__Passage fourni__.
Attention : allergies ! La région Auvergne-Rhône-Alpes est encore plus touchée que les autres par l’ambroisie.

90% des signalements d’ambroisie pour la France se trouvent en Auvergne-Rhône-Alpes. Dans les secteurs les plus touchés on atteint un pic d’allergies presque deux fois plus élevé que la moyenne. Très allergène, invasive et plutôt coriace : l’ambroisie fait l’objet d’une lutte sévère.

C’est dans le département de l’Allier que l’ambroisie a été signalée pour la toute première fois en France. Désormais, on s’inquiète de son infernale progression sur le territoire hexagonal. Et encore plus en Auvergne-Rhône-Alpes.

Les toutes premières graines seraient arrivées d’Amérique du Nord, dans l’Allier vers 1860, avec des semences fourragères. Puis la Première Guerre mondiale en a ramené dans le fourrage des chevaux sur les zones de stationnement de la cavalerie Américaine. Les échanges du XXe siècle ont fait le reste.

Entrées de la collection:
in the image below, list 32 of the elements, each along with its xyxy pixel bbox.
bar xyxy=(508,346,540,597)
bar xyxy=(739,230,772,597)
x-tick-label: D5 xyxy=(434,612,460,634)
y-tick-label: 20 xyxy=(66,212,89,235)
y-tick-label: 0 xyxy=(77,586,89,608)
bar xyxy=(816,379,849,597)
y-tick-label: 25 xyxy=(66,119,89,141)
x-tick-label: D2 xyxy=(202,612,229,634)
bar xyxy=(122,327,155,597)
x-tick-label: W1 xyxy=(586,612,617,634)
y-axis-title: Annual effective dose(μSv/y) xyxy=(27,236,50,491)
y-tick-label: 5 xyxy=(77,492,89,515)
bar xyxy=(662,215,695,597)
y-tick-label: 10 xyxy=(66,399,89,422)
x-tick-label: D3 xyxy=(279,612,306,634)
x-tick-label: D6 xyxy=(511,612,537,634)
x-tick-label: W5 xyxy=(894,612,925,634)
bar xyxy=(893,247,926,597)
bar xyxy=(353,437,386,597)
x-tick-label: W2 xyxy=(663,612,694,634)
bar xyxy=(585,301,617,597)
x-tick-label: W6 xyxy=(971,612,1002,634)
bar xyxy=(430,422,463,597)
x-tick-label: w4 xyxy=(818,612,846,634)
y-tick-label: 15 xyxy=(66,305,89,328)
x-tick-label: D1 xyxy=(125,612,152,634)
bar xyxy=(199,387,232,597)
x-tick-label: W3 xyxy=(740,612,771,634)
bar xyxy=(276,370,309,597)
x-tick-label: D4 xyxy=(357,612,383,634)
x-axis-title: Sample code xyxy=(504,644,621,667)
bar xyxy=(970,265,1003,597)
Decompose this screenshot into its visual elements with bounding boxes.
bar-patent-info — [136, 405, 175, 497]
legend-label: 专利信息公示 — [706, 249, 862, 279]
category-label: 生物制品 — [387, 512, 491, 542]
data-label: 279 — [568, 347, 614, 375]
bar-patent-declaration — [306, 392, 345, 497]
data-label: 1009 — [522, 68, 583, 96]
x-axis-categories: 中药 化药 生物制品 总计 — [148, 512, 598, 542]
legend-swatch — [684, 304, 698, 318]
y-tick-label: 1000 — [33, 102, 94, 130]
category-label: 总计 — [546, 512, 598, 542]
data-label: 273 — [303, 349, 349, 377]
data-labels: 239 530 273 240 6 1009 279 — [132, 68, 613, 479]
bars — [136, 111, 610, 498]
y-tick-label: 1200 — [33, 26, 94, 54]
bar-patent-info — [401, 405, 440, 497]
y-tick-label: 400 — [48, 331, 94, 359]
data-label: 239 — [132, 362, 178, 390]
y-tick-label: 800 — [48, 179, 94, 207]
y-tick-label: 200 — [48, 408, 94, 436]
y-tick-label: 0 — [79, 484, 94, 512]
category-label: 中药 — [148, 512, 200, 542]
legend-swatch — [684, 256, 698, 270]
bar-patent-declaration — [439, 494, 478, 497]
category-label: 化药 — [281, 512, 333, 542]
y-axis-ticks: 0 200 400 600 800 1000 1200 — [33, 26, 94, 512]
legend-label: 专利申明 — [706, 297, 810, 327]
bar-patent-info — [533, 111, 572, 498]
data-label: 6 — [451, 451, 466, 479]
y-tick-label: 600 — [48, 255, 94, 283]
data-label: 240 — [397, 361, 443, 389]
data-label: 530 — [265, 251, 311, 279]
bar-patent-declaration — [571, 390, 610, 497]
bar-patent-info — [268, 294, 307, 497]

__Tâches à réaliser__.
- A) Reprenez mot pour mot le passage sur l’ambroisie, depuis « Les toutes premières » jusqu’à « fait le reste. » inclus.
- B) D’après le passage sur l’ambroisie, dans quel département la plante a-t-elle été signalée pour la toute première fois en France ?
Les enregistrements proviennent d’une autre source.

__Solutions__.
- A)
Les toutes premières graines seraient arrivées d’Amérique du Nord, dans l’Allier vers 1860, avec des semences fourragères. Puis la Première Guerre mondiale en a ramené dans le fourrage des chevaux sur les zones de stationnement de la cavalerie Américaine. Les échanges du XXe siècle ont fait le reste.

- B) Dans le département de l’Allier.